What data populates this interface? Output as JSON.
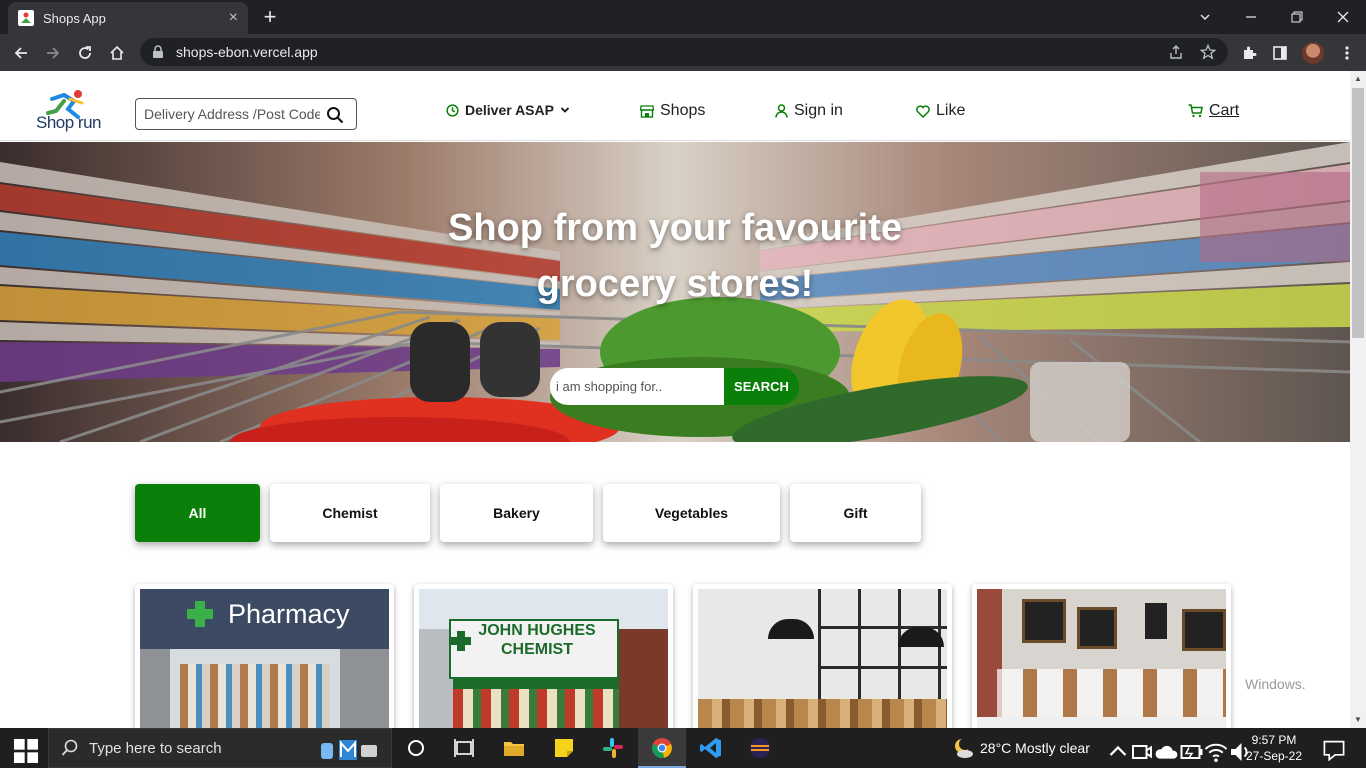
{
  "browser": {
    "tab_title": "Shops App",
    "tab_close": "×",
    "new_tab": "+",
    "url": "shops-ebon.vercel.app"
  },
  "header": {
    "logo_text": "Shop run",
    "address_placeholder": "Delivery Address /Post Code",
    "deliver_label": "Deliver ASAP",
    "shops_label": "Shops",
    "signin_label": "Sign in",
    "like_label": "Like",
    "cart_label": "Cart"
  },
  "hero": {
    "title": "Shop from your favourite grocery stores!",
    "search_placeholder": "i am shopping for..",
    "search_button": "SEARCH"
  },
  "categories": [
    {
      "label": "All",
      "active": true
    },
    {
      "label": "Chemist",
      "active": false
    },
    {
      "label": "Bakery",
      "active": false
    },
    {
      "label": "Vegetables",
      "active": false
    },
    {
      "label": "Gift",
      "active": false
    }
  ],
  "cards": [
    {
      "sign": "Pharmacy"
    },
    {
      "sign": "JOHN HUGHES CHEMIST"
    },
    {
      "sign": ""
    },
    {
      "sign": ""
    }
  ],
  "watermark": "Windows.",
  "taskbar": {
    "search_placeholder": "Type here to search",
    "weather": "28°C  Mostly clear",
    "time": "9:57 PM",
    "date": "27-Sep-22"
  },
  "colors": {
    "accent_green": "#0a7f0a",
    "chrome_dark": "#202124",
    "chrome_bar": "#35363a"
  }
}
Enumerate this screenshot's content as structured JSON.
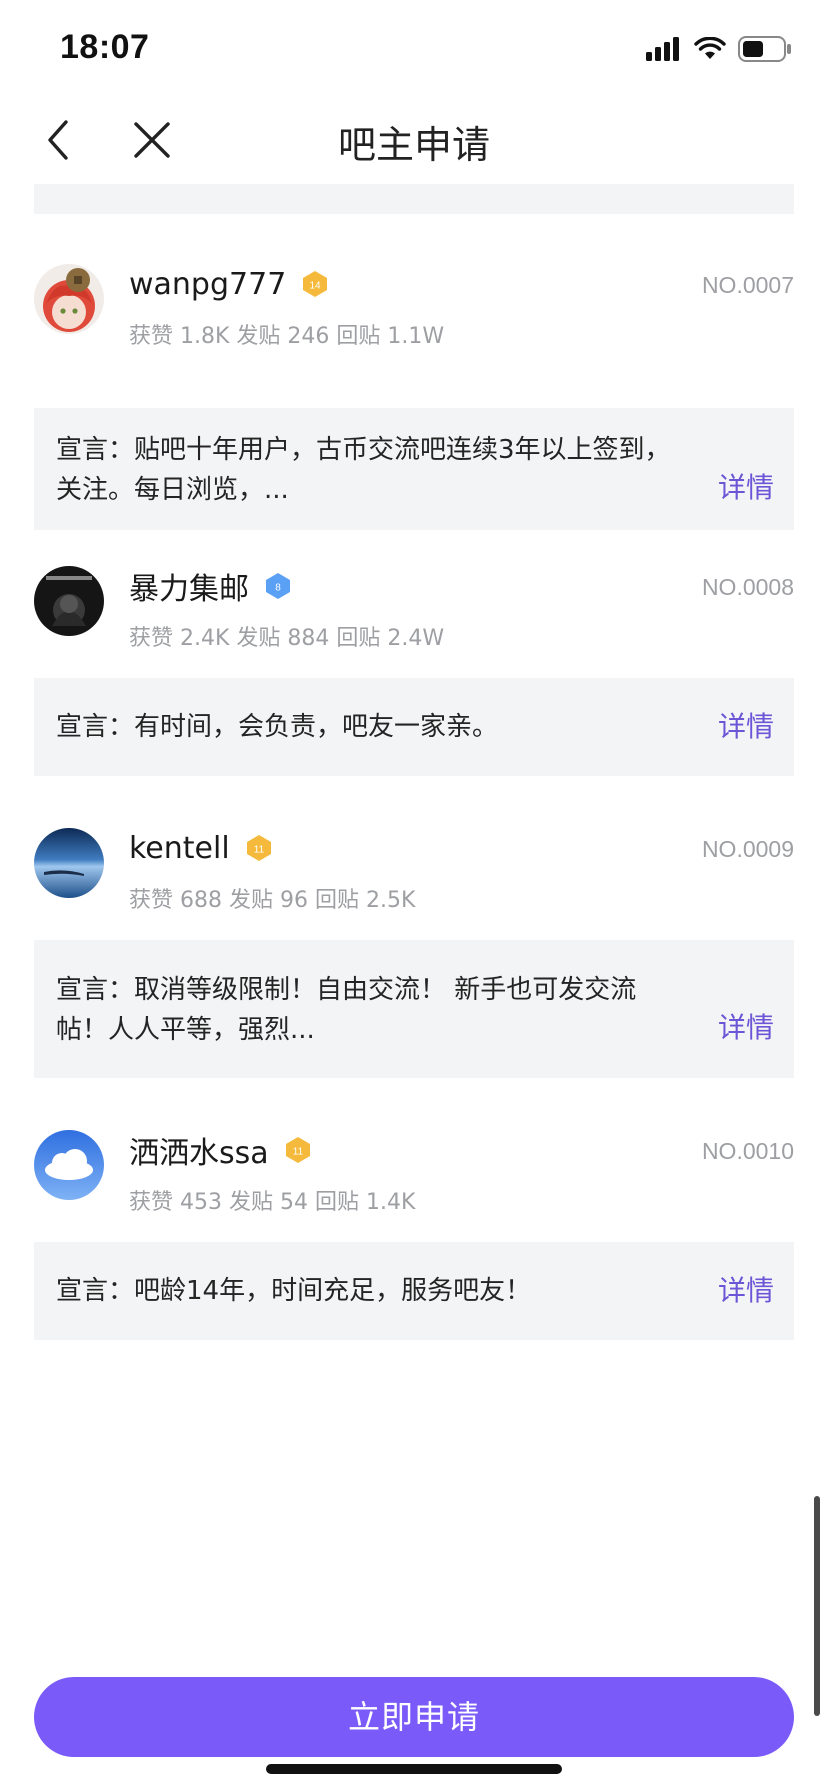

+---+

What to produce: Except for the pictures, copy the material above exactly.

Correct result:
What data populates this interface? Output as JSON.
{
  "browser": {
    "tab_title": "Shops App",
    "tab_close": "×",
    "new_tab": "+",
    "url": "shops-ebon.vercel.app"
  },
  "header": {
    "logo_text": "Shop run",
    "address_placeholder": "Delivery Address /Post Code",
    "deliver_label": "Deliver ASAP",
    "shops_label": "Shops",
    "signin_label": "Sign in",
    "like_label": "Like",
    "cart_label": "Cart"
  },
  "hero": {
    "title": "Shop from your favourite grocery stores!",
    "search_placeholder": "i am shopping for..",
    "search_button": "SEARCH"
  },
  "categories": [
    {
      "label": "All",
      "active": true
    },
    {
      "label": "Chemist",
      "active": false
    },
    {
      "label": "Bakery",
      "active": false
    },
    {
      "label": "Vegetables",
      "active": false
    },
    {
      "label": "Gift",
      "active": false
    }
  ],
  "cards": [
    {
      "sign": "Pharmacy"
    },
    {
      "sign": "JOHN HUGHES CHEMIST"
    },
    {
      "sign": ""
    },
    {
      "sign": ""
    }
  ],
  "watermark": "Windows.",
  "taskbar": {
    "search_placeholder": "Type here to search",
    "weather": "28°C  Mostly clear",
    "time": "9:57 PM",
    "date": "27-Sep-22"
  },
  "colors": {
    "accent_green": "#0a7f0a",
    "chrome_dark": "#202124",
    "chrome_bar": "#35363a"
  }
}
Enumerate this screenshot's content as structured JSON.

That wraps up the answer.